## Information provided:
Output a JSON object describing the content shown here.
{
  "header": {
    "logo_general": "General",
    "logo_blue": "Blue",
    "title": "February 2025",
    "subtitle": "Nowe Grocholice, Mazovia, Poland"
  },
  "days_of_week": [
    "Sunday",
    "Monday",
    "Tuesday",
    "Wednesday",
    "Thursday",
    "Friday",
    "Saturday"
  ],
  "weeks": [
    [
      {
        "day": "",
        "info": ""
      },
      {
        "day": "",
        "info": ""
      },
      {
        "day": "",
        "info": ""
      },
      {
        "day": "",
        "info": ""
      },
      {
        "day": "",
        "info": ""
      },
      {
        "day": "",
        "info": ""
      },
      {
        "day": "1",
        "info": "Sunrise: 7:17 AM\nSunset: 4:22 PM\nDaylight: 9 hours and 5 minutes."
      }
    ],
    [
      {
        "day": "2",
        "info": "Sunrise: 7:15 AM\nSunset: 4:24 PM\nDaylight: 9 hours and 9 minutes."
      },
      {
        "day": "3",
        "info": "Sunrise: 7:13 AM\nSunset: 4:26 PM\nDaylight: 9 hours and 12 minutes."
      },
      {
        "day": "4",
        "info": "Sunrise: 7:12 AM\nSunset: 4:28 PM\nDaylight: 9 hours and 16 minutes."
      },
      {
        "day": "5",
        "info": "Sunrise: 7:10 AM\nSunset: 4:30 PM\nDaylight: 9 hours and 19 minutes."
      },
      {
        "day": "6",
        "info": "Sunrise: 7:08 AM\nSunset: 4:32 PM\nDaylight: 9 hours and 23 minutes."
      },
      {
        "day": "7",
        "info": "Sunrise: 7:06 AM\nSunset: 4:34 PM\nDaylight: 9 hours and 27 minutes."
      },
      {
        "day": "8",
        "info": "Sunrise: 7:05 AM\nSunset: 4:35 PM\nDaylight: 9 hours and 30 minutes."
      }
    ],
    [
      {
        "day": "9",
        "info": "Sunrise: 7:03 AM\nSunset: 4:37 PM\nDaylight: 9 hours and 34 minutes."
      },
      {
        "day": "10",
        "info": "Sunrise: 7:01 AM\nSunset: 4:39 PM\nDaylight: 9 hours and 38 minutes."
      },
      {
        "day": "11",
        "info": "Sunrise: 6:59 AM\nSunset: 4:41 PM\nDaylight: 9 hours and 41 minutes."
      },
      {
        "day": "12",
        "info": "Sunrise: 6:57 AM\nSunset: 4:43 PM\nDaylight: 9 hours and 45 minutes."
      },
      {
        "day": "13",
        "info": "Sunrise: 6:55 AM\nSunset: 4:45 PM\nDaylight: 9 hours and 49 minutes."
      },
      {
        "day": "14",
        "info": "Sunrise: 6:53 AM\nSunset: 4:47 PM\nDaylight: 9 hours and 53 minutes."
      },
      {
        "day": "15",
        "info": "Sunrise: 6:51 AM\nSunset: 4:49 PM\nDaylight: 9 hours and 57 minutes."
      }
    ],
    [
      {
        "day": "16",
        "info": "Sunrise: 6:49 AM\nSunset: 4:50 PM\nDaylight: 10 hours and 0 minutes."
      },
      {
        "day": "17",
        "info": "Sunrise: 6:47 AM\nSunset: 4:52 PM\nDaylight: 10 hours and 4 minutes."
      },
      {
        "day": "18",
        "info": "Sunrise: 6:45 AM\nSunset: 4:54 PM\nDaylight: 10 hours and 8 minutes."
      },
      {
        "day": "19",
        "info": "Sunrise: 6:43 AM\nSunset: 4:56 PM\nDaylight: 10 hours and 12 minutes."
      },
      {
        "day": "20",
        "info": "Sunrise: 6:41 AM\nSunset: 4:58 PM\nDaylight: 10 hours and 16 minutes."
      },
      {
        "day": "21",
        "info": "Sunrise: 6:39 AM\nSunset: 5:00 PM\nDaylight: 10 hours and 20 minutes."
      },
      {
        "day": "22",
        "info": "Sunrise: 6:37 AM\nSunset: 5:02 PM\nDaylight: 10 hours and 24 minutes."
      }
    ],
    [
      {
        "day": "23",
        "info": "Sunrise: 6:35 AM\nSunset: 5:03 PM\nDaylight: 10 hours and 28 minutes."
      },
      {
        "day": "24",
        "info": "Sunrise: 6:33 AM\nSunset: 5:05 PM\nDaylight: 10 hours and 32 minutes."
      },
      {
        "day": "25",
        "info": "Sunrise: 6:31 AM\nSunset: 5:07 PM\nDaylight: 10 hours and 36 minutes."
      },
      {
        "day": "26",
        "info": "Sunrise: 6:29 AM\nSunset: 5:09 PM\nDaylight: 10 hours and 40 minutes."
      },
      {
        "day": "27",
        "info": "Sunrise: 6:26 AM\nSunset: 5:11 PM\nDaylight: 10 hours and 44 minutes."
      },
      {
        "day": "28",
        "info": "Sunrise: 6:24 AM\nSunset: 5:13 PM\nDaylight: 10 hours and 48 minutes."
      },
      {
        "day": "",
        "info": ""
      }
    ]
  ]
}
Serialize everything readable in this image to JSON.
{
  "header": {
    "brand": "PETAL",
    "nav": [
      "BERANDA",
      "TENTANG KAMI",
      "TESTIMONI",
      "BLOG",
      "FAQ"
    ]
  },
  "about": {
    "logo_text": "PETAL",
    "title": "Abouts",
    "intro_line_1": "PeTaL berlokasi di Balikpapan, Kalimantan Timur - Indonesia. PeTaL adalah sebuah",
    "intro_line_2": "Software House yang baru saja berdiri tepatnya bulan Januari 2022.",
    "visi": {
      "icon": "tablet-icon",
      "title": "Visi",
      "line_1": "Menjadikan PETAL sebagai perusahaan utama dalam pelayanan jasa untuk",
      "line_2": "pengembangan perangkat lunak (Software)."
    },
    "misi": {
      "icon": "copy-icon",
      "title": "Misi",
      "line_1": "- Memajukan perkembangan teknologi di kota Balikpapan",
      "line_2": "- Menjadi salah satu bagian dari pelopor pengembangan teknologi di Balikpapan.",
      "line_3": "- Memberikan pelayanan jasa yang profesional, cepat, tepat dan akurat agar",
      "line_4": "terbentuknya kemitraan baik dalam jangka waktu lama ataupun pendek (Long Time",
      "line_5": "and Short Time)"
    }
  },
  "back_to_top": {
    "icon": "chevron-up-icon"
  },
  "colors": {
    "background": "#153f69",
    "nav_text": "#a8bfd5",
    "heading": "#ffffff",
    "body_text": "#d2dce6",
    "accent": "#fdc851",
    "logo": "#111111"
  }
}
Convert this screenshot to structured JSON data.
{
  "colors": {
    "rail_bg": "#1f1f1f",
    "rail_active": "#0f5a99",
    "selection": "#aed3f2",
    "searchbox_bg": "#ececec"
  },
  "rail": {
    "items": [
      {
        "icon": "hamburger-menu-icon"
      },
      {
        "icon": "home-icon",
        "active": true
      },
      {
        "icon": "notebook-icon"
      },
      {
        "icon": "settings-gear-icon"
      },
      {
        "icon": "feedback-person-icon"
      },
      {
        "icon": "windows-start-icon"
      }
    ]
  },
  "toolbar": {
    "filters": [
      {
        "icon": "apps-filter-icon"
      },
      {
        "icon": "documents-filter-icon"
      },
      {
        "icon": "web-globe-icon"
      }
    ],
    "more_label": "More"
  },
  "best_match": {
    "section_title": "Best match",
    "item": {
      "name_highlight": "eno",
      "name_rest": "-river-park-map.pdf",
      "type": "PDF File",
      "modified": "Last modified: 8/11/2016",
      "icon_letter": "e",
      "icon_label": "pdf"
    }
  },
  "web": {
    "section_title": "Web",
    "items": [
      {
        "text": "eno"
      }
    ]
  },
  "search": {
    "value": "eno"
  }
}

## Task goal:
Without changing a word, restate the whole listing.

## Exercise response:
Output a JSON object describing the content shown here.
{
  "header": {
    "logo_general": "General",
    "logo_blue": "Blue",
    "title": "February 2025",
    "subtitle": "Nowe Grocholice, Mazovia, Poland"
  },
  "days_of_week": [
    "Sunday",
    "Monday",
    "Tuesday",
    "Wednesday",
    "Thursday",
    "Friday",
    "Saturday"
  ],
  "weeks": [
    [
      {
        "day": "",
        "info": ""
      },
      {
        "day": "",
        "info": ""
      },
      {
        "day": "",
        "info": ""
      },
      {
        "day": "",
        "info": ""
      },
      {
        "day": "",
        "info": ""
      },
      {
        "day": "",
        "info": ""
      },
      {
        "day": "1",
        "info": "Sunrise: 7:17 AM\nSunset: 4:22 PM\nDaylight: 9 hours and 5 minutes."
      }
    ],
    [
      {
        "day": "2",
        "info": "Sunrise: 7:15 AM\nSunset: 4:24 PM\nDaylight: 9 hours and 9 minutes."
      },
      {
        "day": "3",
        "info": "Sunrise: 7:13 AM\nSunset: 4:26 PM\nDaylight: 9 hours and 12 minutes."
      },
      {
        "day": "4",
        "info": "Sunrise: 7:12 AM\nSunset: 4:28 PM\nDaylight: 9 hours and 16 minutes."
      },
      {
        "day": "5",
        "info": "Sunrise: 7:10 AM\nSunset: 4:30 PM\nDaylight: 9 hours and 19 minutes."
      },
      {
        "day": "6",
        "info": "Sunrise: 7:08 AM\nSunset: 4:32 PM\nDaylight: 9 hours and 23 minutes."
      },
      {
        "day": "7",
        "info": "Sunrise: 7:06 AM\nSunset: 4:34 PM\nDaylight: 9 hours and 27 minutes."
      },
      {
        "day": "8",
        "info": "Sunrise: 7:05 AM\nSunset: 4:35 PM\nDaylight: 9 hours and 30 minutes."
      }
    ],
    [
      {
        "day": "9",
        "info": "Sunrise: 7:03 AM\nSunset: 4:37 PM\nDaylight: 9 hours and 34 minutes."
      },
      {
        "day": "10",
        "info": "Sunrise: 7:01 AM\nSunset: 4:39 PM\nDaylight: 9 hours and 38 minutes."
      },
      {
        "day": "11",
        "info": "Sunrise: 6:59 AM\nSunset: 4:41 PM\nDaylight: 9 hours and 41 minutes."
      },
      {
        "day": "12",
        "info": "Sunrise: 6:57 AM\nSunset: 4:43 PM\nDaylight: 9 hours and 45 minutes."
      },
      {
        "day": "13",
        "info": "Sunrise: 6:55 AM\nSunset: 4:45 PM\nDaylight: 9 hours and 49 minutes."
      },
      {
        "day": "14",
        "info": "Sunrise: 6:53 AM\nSunset: 4:47 PM\nDaylight: 9 hours and 53 minutes."
      },
      {
        "day": "15",
        "info": "Sunrise: 6:51 AM\nSunset: 4:49 PM\nDaylight: 9 hours and 57 minutes."
      }
    ],
    [
      {
        "day": "16",
        "info": "Sunrise: 6:49 AM\nSunset: 4:50 PM\nDaylight: 10 hours and 0 minutes."
      },
      {
        "day": "17",
        "info": "Sunrise: 6:47 AM\nSunset: 4:52 PM\nDaylight: 10 hours and 4 minutes."
      },
      {
        "day": "18",
        "info": "Sunrise: 6:45 AM\nSunset: 4:54 PM\nDaylight: 10 hours and 8 minutes."
      },
      {
        "day": "19",
        "info": "Sunrise: 6:43 AM\nSunset: 4:56 PM\nDaylight: 10 hours and 12 minutes."
      },
      {
        "day": "20",
        "info": "Sunrise: 6:41 AM\nSunset: 4:58 PM\nDaylight: 10 hours and 16 minutes."
      },
      {
        "day": "21",
        "info": "Sunrise: 6:39 AM\nSunset: 5:00 PM\nDaylight: 10 hours and 20 minutes."
      },
      {
        "day": "22",
        "info": "Sunrise: 6:37 AM\nSunset: 5:02 PM\nDaylight: 10 hours and 24 minutes."
      }
    ],
    [
      {
        "day": "23",
        "info": "Sunrise: 6:35 AM\nSunset: 5:03 PM\nDaylight: 10 hours and 28 minutes."
      },
      {
        "day": "24",
        "info": "Sunrise: 6:33 AM\nSunset: 5:05 PM\nDaylight: 10 hours and 32 minutes."
      },
      {
        "day": "25",
        "info": "Sunrise: 6:31 AM\nSunset: 5:07 PM\nDaylight: 10 hours and 36 minutes."
      },
      {
        "day": "26",
        "info": "Sunrise: 6:29 AM\nSunset: 5:09 PM\nDaylight: 10 hours and 40 minutes."
      },
      {
        "day": "27",
        "info": "Sunrise: 6:26 AM\nSunset: 5:11 PM\nDaylight: 10 hours and 44 minutes."
      },
      {
        "day": "28",
        "info": "Sunrise: 6:24 AM\nSunset: 5:13 PM\nDaylight: 10 hours and 48 minutes."
      },
      {
        "day": "",
        "info": ""
      }
    ]
  ]
}
Serialize everything readable in this image to JSON.
{
  "header": {
    "brand": "PETAL",
    "nav": [
      "BERANDA",
      "TENTANG KAMI",
      "TESTIMONI",
      "BLOG",
      "FAQ"
    ]
  },
  "about": {
    "logo_text": "PETAL",
    "title": "Abouts",
    "intro_line_1": "PeTaL berlokasi di Balikpapan, Kalimantan Timur - Indonesia. PeTaL adalah sebuah",
    "intro_line_2": "Software House yang baru saja berdiri tepatnya bulan Januari 2022.",
    "visi": {
      "icon": "tablet-icon",
      "title": "Visi",
      "line_1": "Menjadikan PETAL sebagai perusahaan utama dalam pelayanan jasa untuk",
      "line_2": "pengembangan perangkat lunak (Software)."
    },
    "misi": {
      "icon": "copy-icon",
      "title": "Misi",
      "line_1": "- Memajukan perkembangan teknologi di kota Balikpapan",
      "line_2": "- Menjadi salah satu bagian dari pelopor pengembangan teknologi di Balikpapan.",
      "line_3": "- Memberikan pelayanan jasa yang profesional, cepat, tepat dan akurat agar",
      "line_4": "terbentuknya kemitraan baik dalam jangka waktu lama ataupun pendek (Long Time",
      "line_5": "and Short Time)"
    }
  },
  "back_to_top": {
    "icon": "chevron-up-icon"
  },
  "colors": {
    "background": "#153f69",
    "nav_text": "#a8bfd5",
    "heading": "#ffffff",
    "body_text": "#d2dce6",
    "accent": "#fdc851",
    "logo": "#111111"
  }
}
Convert this screenshot to structured JSON data.
{
  "colors": {
    "rail_bg": "#1f1f1f",
    "rail_active": "#0f5a99",
    "selection": "#aed3f2",
    "searchbox_bg": "#ececec"
  },
  "rail": {
    "items": [
      {
        "icon": "hamburger-menu-icon"
      },
      {
        "icon": "home-icon",
        "active": true
      },
      {
        "icon": "notebook-icon"
      },
      {
        "icon": "settings-gear-icon"
      },
      {
        "icon": "feedback-person-icon"
      },
      {
        "icon": "windows-start-icon"
      }
    ]
  },
  "toolbar": {
    "filters": [
      {
        "icon": "apps-filter-icon"
      },
      {
        "icon": "documents-filter-icon"
      },
      {
        "icon": "web-globe-icon"
      }
    ],
    "more_label": "More"
  },
  "best_match": {
    "section_title": "Best match",
    "item": {
      "name_highlight": "eno",
      "name_rest": "-river-park-map.pdf",
      "type": "PDF File",
      "modified": "Last modified: 8/11/2016",
      "icon_letter": "e",
      "icon_label": "pdf"
    }
  },
  "web": {
    "section_title": "Web",
    "items": [
      {
        "text": "eno"
      }
    ]
  },
  "search": {
    "value": "eno"
  }
}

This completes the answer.